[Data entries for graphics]

::::

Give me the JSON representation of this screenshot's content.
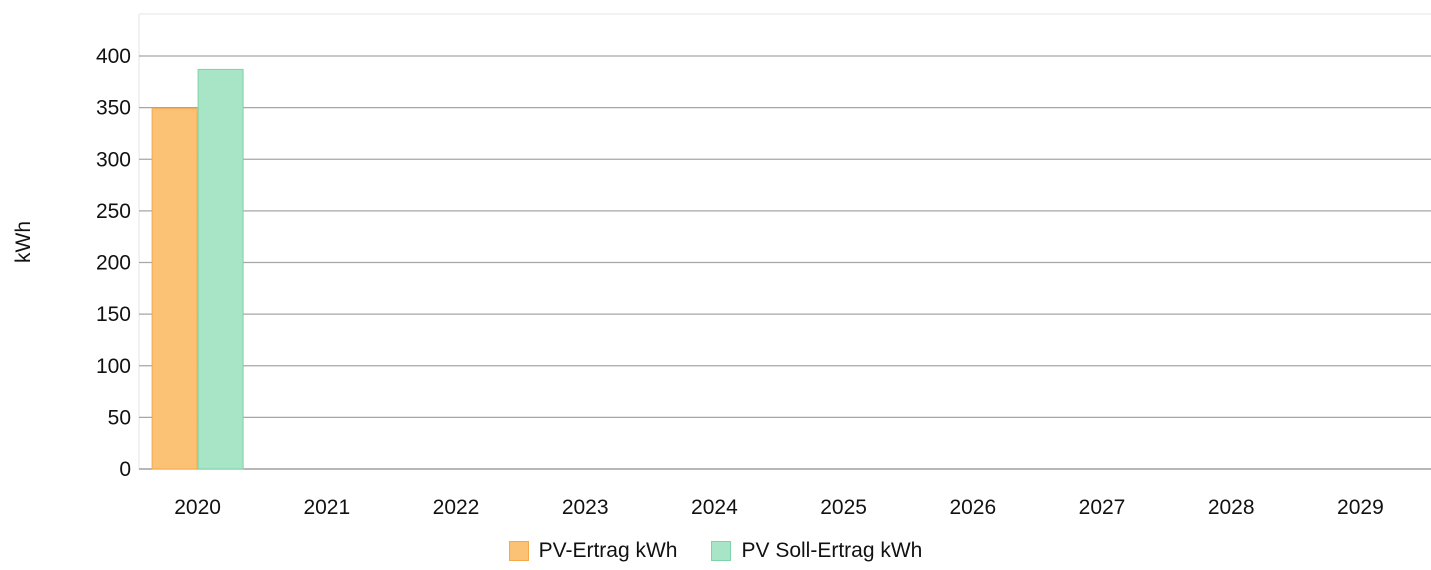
{
  "chart_data": {
    "type": "bar",
    "categories": [
      "2020",
      "2021",
      "2022",
      "2023",
      "2024",
      "2025",
      "2026",
      "2027",
      "2028",
      "2029"
    ],
    "series": [
      {
        "name": "PV-Ertrag kWh",
        "color": "#fbc275",
        "border": "#f5a94a",
        "values": [
          349,
          null,
          null,
          null,
          null,
          null,
          null,
          null,
          null,
          null
        ]
      },
      {
        "name": "PV Soll-Ertrag kWh",
        "color": "#a8e5c6",
        "border": "#7fd3aa",
        "values": [
          387,
          null,
          null,
          null,
          null,
          null,
          null,
          null,
          null,
          null
        ]
      }
    ],
    "ylabel": "kWh",
    "ylim": [
      0,
      400
    ],
    "yticks": [
      0,
      50,
      100,
      150,
      200,
      250,
      300,
      350,
      400
    ],
    "grid": true,
    "legend_position": "bottom-center"
  }
}
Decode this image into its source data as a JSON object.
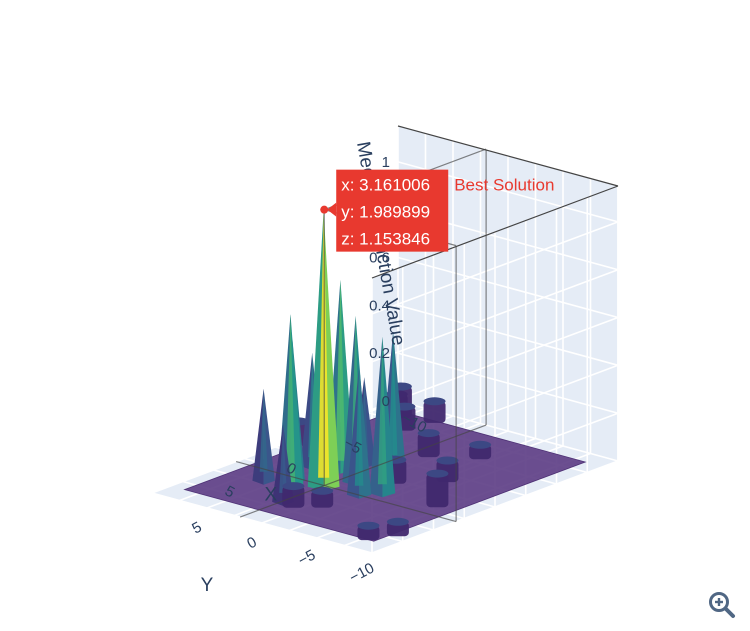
{
  "chart_data": {
    "type": "surface3d",
    "title": "",
    "axes": {
      "x": {
        "title": "X",
        "ticks": [
          "−10",
          "−5",
          "0",
          "5"
        ],
        "range": [
          -10,
          10
        ]
      },
      "y": {
        "title": "Y",
        "ticks": [
          "−10",
          "−5",
          "0",
          "5"
        ],
        "range": [
          -10,
          10
        ]
      },
      "z": {
        "title": "Megacity Function Value",
        "ticks": [
          "0",
          "0.2",
          "0.4",
          "0.6",
          "0.8",
          "1"
        ],
        "range": [
          0,
          1.15
        ]
      }
    },
    "colorscale": [
      "#440154",
      "#3b528b",
      "#21918c",
      "#5ec962",
      "#fde725"
    ],
    "surface_base_value": 0,
    "peaks": [
      {
        "x": 3.2,
        "y": 2.0,
        "z": 1.15
      },
      {
        "x": 1.5,
        "y": 1.0,
        "z": 0.69
      },
      {
        "x": 5.0,
        "y": 3.0,
        "z": 0.74
      },
      {
        "x": 0.5,
        "y": 3.5,
        "z": 0.79
      },
      {
        "x": 3.5,
        "y": 4.5,
        "z": 0.59
      },
      {
        "x": -2.0,
        "y": 1.5,
        "z": 0.55
      },
      {
        "x": 1.0,
        "y": 5.5,
        "z": 0.47
      },
      {
        "x": 2.0,
        "y": -2.0,
        "z": 0.65
      },
      {
        "x": 3.0,
        "y": -1.0,
        "z": 0.54
      },
      {
        "x": -1.0,
        "y": 3.0,
        "z": 0.36
      },
      {
        "x": 4.5,
        "y": 6.0,
        "z": 0.38
      },
      {
        "x": 6.5,
        "y": 2.0,
        "z": 0.32
      }
    ],
    "plateaus": [
      {
        "x": -8.0,
        "y": 7.5,
        "z": 0.13
      },
      {
        "x": -8.5,
        "y": 5.0,
        "z": 0.09
      },
      {
        "x": -9.0,
        "y": 9.0,
        "z": 0.06
      },
      {
        "x": -6.5,
        "y": 5.5,
        "z": 0.1
      },
      {
        "x": -4.0,
        "y": 7.0,
        "z": 0.1
      },
      {
        "x": -1.0,
        "y": 9.0,
        "z": 0.1
      },
      {
        "x": 0.0,
        "y": 5.0,
        "z": 0.16
      },
      {
        "x": 2.0,
        "y": -7.0,
        "z": 0.14
      },
      {
        "x": 8.5,
        "y": -8.0,
        "z": 0.06
      },
      {
        "x": 7.0,
        "y": -9.0,
        "z": 0.06
      },
      {
        "x": -5.5,
        "y": -2.5,
        "z": 0.06
      },
      {
        "x": -1.5,
        "y": -4.0,
        "z": 0.09
      },
      {
        "x": 0.5,
        "y": -1.5,
        "z": 0.1
      },
      {
        "x": -4.0,
        "y": 0.5,
        "z": 0.1
      },
      {
        "x": 6.0,
        "y": -1.0,
        "z": 0.07
      },
      {
        "x": 7.0,
        "y": 0.5,
        "z": 0.09
      }
    ],
    "marker": {
      "name": "Best Solution",
      "x": 3.161006,
      "y": 1.989899,
      "z": 1.153846,
      "color": "#e8392f",
      "hover_lines": [
        "x: 3.161006",
        "y: 1.989899",
        "z: 1.153846"
      ]
    }
  },
  "toolbar": {
    "zoom_icon": "zoom-in-icon"
  }
}
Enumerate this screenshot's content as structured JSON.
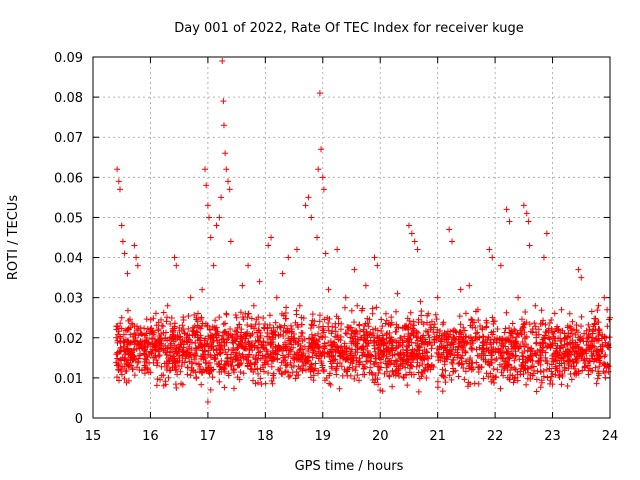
{
  "chart_data": {
    "type": "scatter",
    "title": "Day 001 of 2022, Rate Of TEC Index for receiver kuge",
    "xlabel": "GPS time / hours",
    "ylabel": "ROTI / TECUs",
    "xlim": [
      15,
      24
    ],
    "ylim": [
      0,
      0.09
    ],
    "x_ticks": [
      15,
      16,
      17,
      18,
      19,
      20,
      21,
      22,
      23,
      24
    ],
    "x_tick_labels": [
      "15",
      "16",
      "17",
      "18",
      "19",
      "20",
      "21",
      "22",
      "23",
      "24"
    ],
    "y_ticks": [
      0,
      0.01,
      0.02,
      0.03,
      0.04,
      0.05,
      0.06,
      0.07,
      0.08,
      0.09
    ],
    "y_tick_labels": [
      "0",
      "0.01",
      "0.02",
      "0.03",
      "0.04",
      "0.05",
      "0.06",
      "0.07",
      "0.08",
      "0.09"
    ],
    "grid": true,
    "marker": "+",
    "color": "#ff0000",
    "series": [
      {
        "name": "ROTI",
        "points": [
          [
            15.42,
            0.062
          ],
          [
            15.45,
            0.059
          ],
          [
            15.47,
            0.057
          ],
          [
            15.5,
            0.048
          ],
          [
            15.52,
            0.044
          ],
          [
            15.55,
            0.041
          ],
          [
            15.6,
            0.036
          ],
          [
            15.72,
            0.043
          ],
          [
            15.75,
            0.04
          ],
          [
            15.78,
            0.038
          ],
          [
            15.5,
            0.025
          ],
          [
            15.6,
            0.022
          ],
          [
            15.8,
            0.018
          ],
          [
            15.9,
            0.014
          ],
          [
            16.0,
            0.022
          ],
          [
            16.1,
            0.017
          ],
          [
            16.2,
            0.023
          ],
          [
            16.3,
            0.028
          ],
          [
            16.42,
            0.04
          ],
          [
            16.45,
            0.038
          ],
          [
            16.6,
            0.021
          ],
          [
            16.7,
            0.03
          ],
          [
            16.8,
            0.025
          ],
          [
            16.9,
            0.032
          ],
          [
            16.95,
            0.062
          ],
          [
            16.97,
            0.058
          ],
          [
            17.0,
            0.053
          ],
          [
            17.02,
            0.05
          ],
          [
            17.05,
            0.045
          ],
          [
            17.1,
            0.038
          ],
          [
            17.15,
            0.048
          ],
          [
            17.2,
            0.05
          ],
          [
            17.23,
            0.055
          ],
          [
            17.25,
            0.089
          ],
          [
            17.27,
            0.079
          ],
          [
            17.28,
            0.073
          ],
          [
            17.3,
            0.066
          ],
          [
            17.32,
            0.062
          ],
          [
            17.35,
            0.059
          ],
          [
            17.4,
            0.044
          ],
          [
            17.38,
            0.057
          ],
          [
            17.0,
            0.004
          ],
          [
            17.05,
            0.007
          ],
          [
            17.2,
            0.009
          ],
          [
            17.5,
            0.025
          ],
          [
            17.6,
            0.033
          ],
          [
            17.7,
            0.038
          ],
          [
            17.8,
            0.028
          ],
          [
            17.9,
            0.034
          ],
          [
            18.05,
            0.043
          ],
          [
            18.1,
            0.045
          ],
          [
            18.2,
            0.03
          ],
          [
            18.3,
            0.036
          ],
          [
            18.4,
            0.04
          ],
          [
            18.55,
            0.042
          ],
          [
            18.6,
            0.028
          ],
          [
            18.7,
            0.053
          ],
          [
            18.75,
            0.055
          ],
          [
            18.8,
            0.05
          ],
          [
            18.9,
            0.045
          ],
          [
            18.92,
            0.062
          ],
          [
            18.95,
            0.081
          ],
          [
            18.97,
            0.067
          ],
          [
            19.0,
            0.06
          ],
          [
            19.02,
            0.057
          ],
          [
            19.05,
            0.041
          ],
          [
            19.1,
            0.032
          ],
          [
            19.25,
            0.042
          ],
          [
            19.4,
            0.03
          ],
          [
            19.55,
            0.037
          ],
          [
            19.6,
            0.028
          ],
          [
            19.75,
            0.033
          ],
          [
            19.9,
            0.04
          ],
          [
            19.95,
            0.038
          ],
          [
            20.1,
            0.026
          ],
          [
            20.3,
            0.031
          ],
          [
            20.5,
            0.048
          ],
          [
            20.55,
            0.046
          ],
          [
            20.6,
            0.044
          ],
          [
            20.65,
            0.042
          ],
          [
            20.7,
            0.029
          ],
          [
            20.9,
            0.024
          ],
          [
            21.0,
            0.03
          ],
          [
            21.2,
            0.047
          ],
          [
            21.25,
            0.044
          ],
          [
            21.4,
            0.032
          ],
          [
            21.55,
            0.033
          ],
          [
            21.7,
            0.027
          ],
          [
            21.9,
            0.042
          ],
          [
            21.95,
            0.04
          ],
          [
            22.1,
            0.038
          ],
          [
            22.2,
            0.052
          ],
          [
            22.25,
            0.049
          ],
          [
            22.4,
            0.03
          ],
          [
            22.5,
            0.053
          ],
          [
            22.55,
            0.051
          ],
          [
            22.58,
            0.049
          ],
          [
            22.6,
            0.043
          ],
          [
            22.7,
            0.028
          ],
          [
            22.85,
            0.04
          ],
          [
            22.9,
            0.046
          ],
          [
            23.1,
            0.022
          ],
          [
            23.3,
            0.026
          ],
          [
            23.45,
            0.037
          ],
          [
            23.5,
            0.035
          ],
          [
            23.7,
            0.02
          ],
          [
            23.8,
            0.028
          ],
          [
            23.9,
            0.03
          ],
          [
            23.95,
            0.027
          ],
          [
            24.0,
            0.025
          ]
        ]
      }
    ],
    "background_noise": {
      "x_range": [
        15.4,
        24.0
      ],
      "y_range": [
        0.005,
        0.028
      ],
      "approx_count": 2600
    }
  }
}
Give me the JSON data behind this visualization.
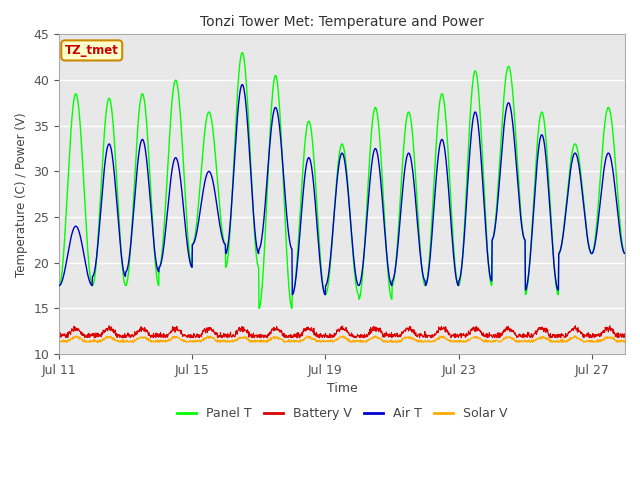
{
  "title": "Tonzi Tower Met: Temperature and Power",
  "xlabel": "Time",
  "ylabel": "Temperature (C) / Power (V)",
  "ylim": [
    10,
    45
  ],
  "yticks": [
    10,
    15,
    20,
    25,
    30,
    35,
    40,
    45
  ],
  "x_tick_labels": [
    "Jul 11",
    "Jul 15",
    "Jul 19",
    "Jul 23",
    "Jul 27"
  ],
  "x_tick_positions": [
    0,
    4,
    8,
    12,
    16
  ],
  "fig_bg_color": "#ffffff",
  "plot_bg_color": "#e8e8e8",
  "plot_inner_bg": "#f0f0f0",
  "grid_color": "#ffffff",
  "panel_t_color": "#00ff00",
  "air_t_color": "#0000cc",
  "battery_v_color": "#dd0000",
  "solar_v_color": "#ffaa00",
  "label_box_facecolor": "#ffffcc",
  "label_box_edgecolor": "#cc8800",
  "label_text": "TZ_tmet",
  "label_text_color": "#cc0000",
  "n_days": 17,
  "points_per_day": 96,
  "panel_t_day_peaks": [
    38.5,
    38.0,
    38.5,
    40.0,
    36.5,
    43.0,
    40.5,
    35.5,
    33.0,
    37.0,
    36.5,
    38.5,
    41.0,
    41.5,
    36.5,
    33.0,
    37.0
  ],
  "panel_t_night_troughs": [
    17.5,
    17.5,
    17.5,
    19.5,
    22.0,
    19.5,
    15.0,
    16.5,
    16.5,
    16.0,
    17.5,
    17.5,
    17.5,
    22.5,
    16.5,
    21.0,
    21.0
  ],
  "air_t_day_peaks": [
    24.0,
    33.0,
    33.5,
    31.5,
    30.0,
    39.5,
    37.0,
    31.5,
    32.0,
    32.5,
    32.0,
    33.5,
    36.5,
    37.5,
    34.0,
    32.0,
    32.0
  ],
  "air_t_night_troughs": [
    17.5,
    18.5,
    19.0,
    19.5,
    22.0,
    21.0,
    21.5,
    16.5,
    17.5,
    17.5,
    18.0,
    17.5,
    18.0,
    22.5,
    17.0,
    21.0,
    21.0
  ],
  "battery_v_base": 12.0,
  "battery_v_amp": 0.8,
  "solar_v_base": 11.4,
  "solar_v_amp": 0.45,
  "figsize": [
    6.4,
    4.8
  ],
  "dpi": 100
}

::::

[THE REQUEST]
Gather from the entries above all lines that include the string "type".

[REPLY TO THE EXERCISE]
    "type": "bar",
    "type": "surface3d",
    "type": "scatter",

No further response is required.